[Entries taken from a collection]
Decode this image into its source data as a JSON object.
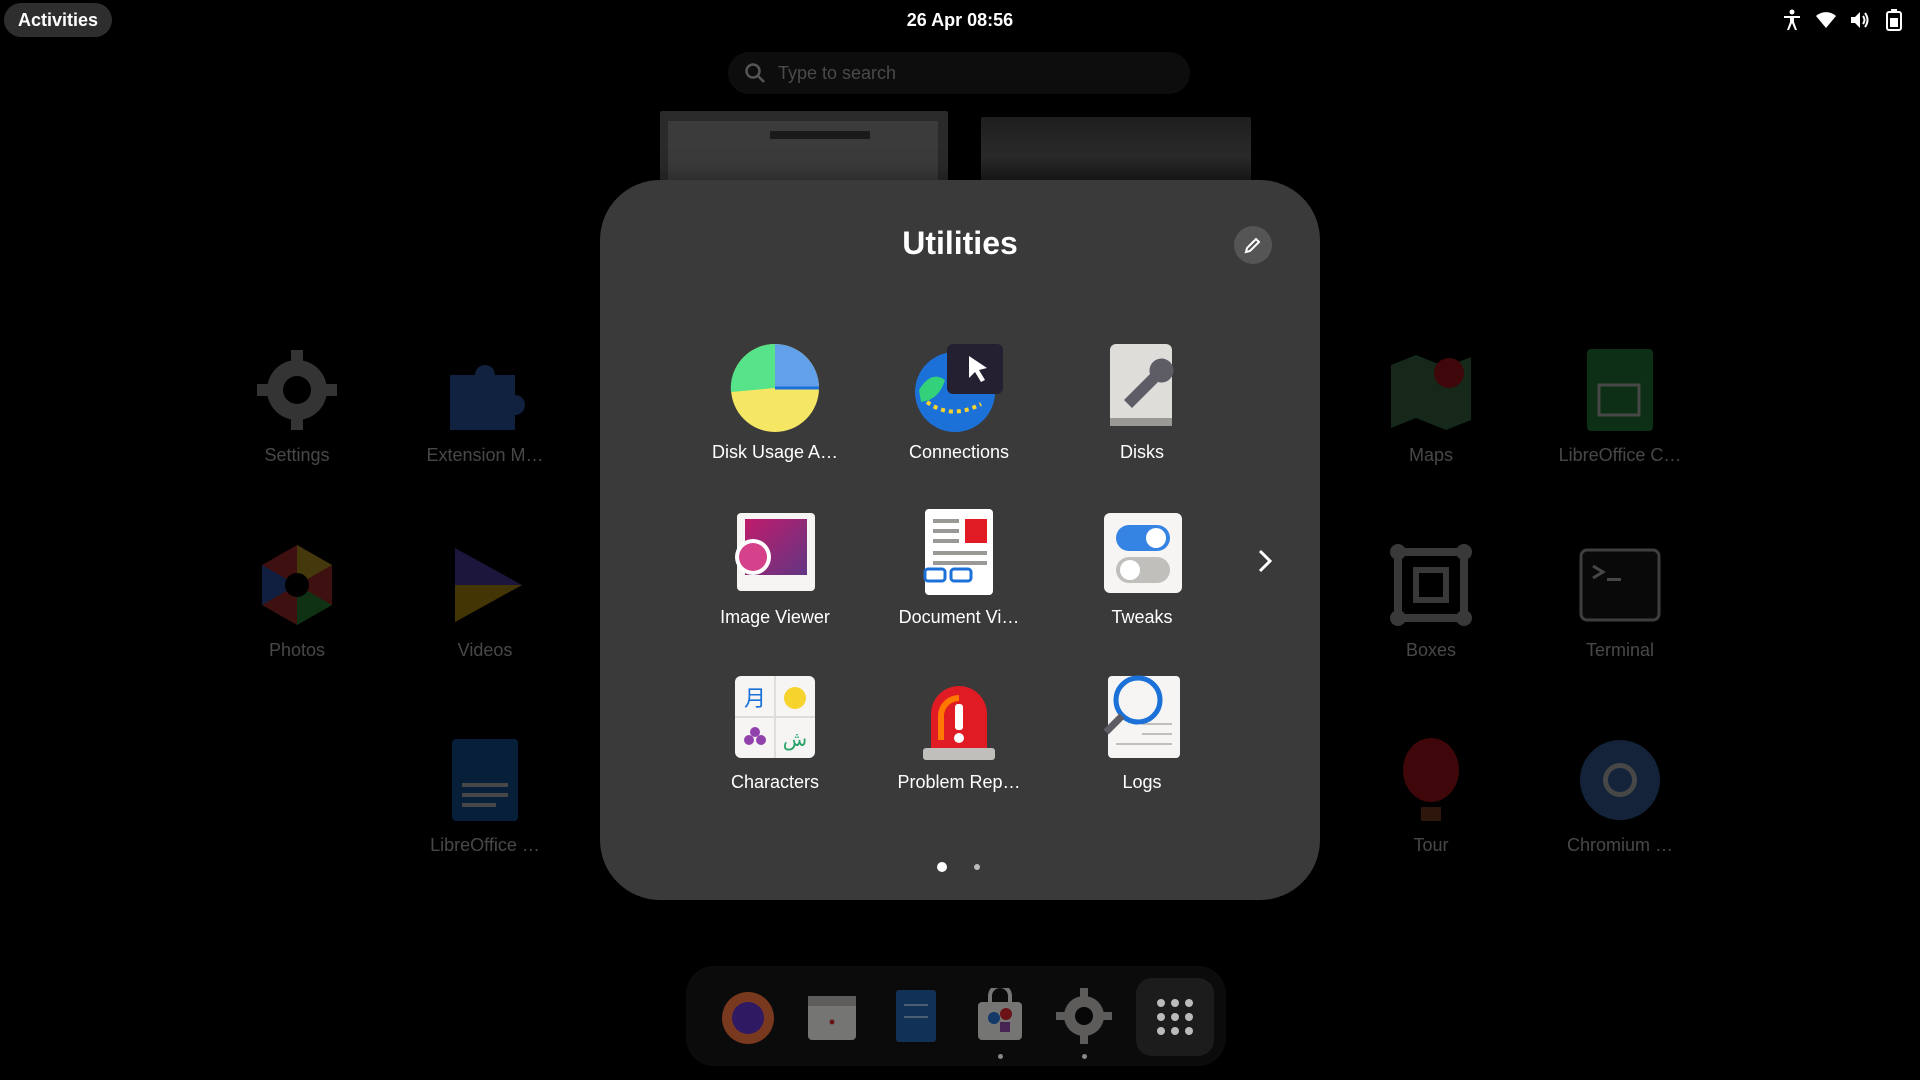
{
  "topbar": {
    "activities": "Activities",
    "clock": "26 Apr  08:56"
  },
  "search": {
    "placeholder": "Type to search"
  },
  "background_apps": [
    {
      "label": "Settings",
      "icon": "gear-icon"
    },
    {
      "label": "Extension M…",
      "icon": "puzzle-icon"
    },
    {
      "label": "Photos",
      "icon": "photos-icon"
    },
    {
      "label": "Videos",
      "icon": "videos-icon"
    },
    {
      "label": "LibreOffice …",
      "icon": "writer-icon"
    },
    {
      "label": "Maps",
      "icon": "maps-icon"
    },
    {
      "label": "LibreOffice C…",
      "icon": "calc-icon"
    },
    {
      "label": "Boxes",
      "icon": "boxes-icon"
    },
    {
      "label": "Terminal",
      "icon": "terminal-icon"
    },
    {
      "label": "Tour",
      "icon": "balloon-icon"
    },
    {
      "label": "Chromium …",
      "icon": "chromium-icon"
    }
  ],
  "folder": {
    "title": "Utilities",
    "apps": [
      {
        "label": "Disk Usage A…",
        "icon": "disk-usage-icon"
      },
      {
        "label": "Connections",
        "icon": "connections-icon"
      },
      {
        "label": "Disks",
        "icon": "disks-icon"
      },
      {
        "label": "Image Viewer",
        "icon": "image-viewer-icon"
      },
      {
        "label": "Document Vi…",
        "icon": "document-viewer-icon"
      },
      {
        "label": "Tweaks",
        "icon": "tweaks-icon"
      },
      {
        "label": "Characters",
        "icon": "characters-icon"
      },
      {
        "label": "Problem Rep…",
        "icon": "alarm-icon"
      },
      {
        "label": "Logs",
        "icon": "logs-icon"
      }
    ],
    "page_count": 2,
    "current_page": 1
  },
  "dash": {
    "items": [
      "firefox-icon",
      "calendar-icon",
      "text-editor-icon",
      "software-icon",
      "settings-icon",
      "app-grid-icon"
    ]
  },
  "colors": {
    "folder_bg": "#3a3a3a",
    "accent_blue": "#3584e4"
  }
}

Problem statement | Copy the material above exactly and drop the pictures.

Response below |
Decode this image into its source data as a JSON object.
{
  "topbar": {
    "activities": "Activities",
    "clock": "26 Apr  08:56"
  },
  "search": {
    "placeholder": "Type to search"
  },
  "background_apps": [
    {
      "label": "Settings",
      "icon": "gear-icon"
    },
    {
      "label": "Extension M…",
      "icon": "puzzle-icon"
    },
    {
      "label": "Photos",
      "icon": "photos-icon"
    },
    {
      "label": "Videos",
      "icon": "videos-icon"
    },
    {
      "label": "LibreOffice …",
      "icon": "writer-icon"
    },
    {
      "label": "Maps",
      "icon": "maps-icon"
    },
    {
      "label": "LibreOffice C…",
      "icon": "calc-icon"
    },
    {
      "label": "Boxes",
      "icon": "boxes-icon"
    },
    {
      "label": "Terminal",
      "icon": "terminal-icon"
    },
    {
      "label": "Tour",
      "icon": "balloon-icon"
    },
    {
      "label": "Chromium …",
      "icon": "chromium-icon"
    }
  ],
  "folder": {
    "title": "Utilities",
    "apps": [
      {
        "label": "Disk Usage A…",
        "icon": "disk-usage-icon"
      },
      {
        "label": "Connections",
        "icon": "connections-icon"
      },
      {
        "label": "Disks",
        "icon": "disks-icon"
      },
      {
        "label": "Image Viewer",
        "icon": "image-viewer-icon"
      },
      {
        "label": "Document Vi…",
        "icon": "document-viewer-icon"
      },
      {
        "label": "Tweaks",
        "icon": "tweaks-icon"
      },
      {
        "label": "Characters",
        "icon": "characters-icon"
      },
      {
        "label": "Problem Rep…",
        "icon": "alarm-icon"
      },
      {
        "label": "Logs",
        "icon": "logs-icon"
      }
    ],
    "page_count": 2,
    "current_page": 1
  },
  "dash": {
    "items": [
      "firefox-icon",
      "calendar-icon",
      "text-editor-icon",
      "software-icon",
      "settings-icon",
      "app-grid-icon"
    ]
  },
  "colors": {
    "folder_bg": "#3a3a3a",
    "accent_blue": "#3584e4"
  }
}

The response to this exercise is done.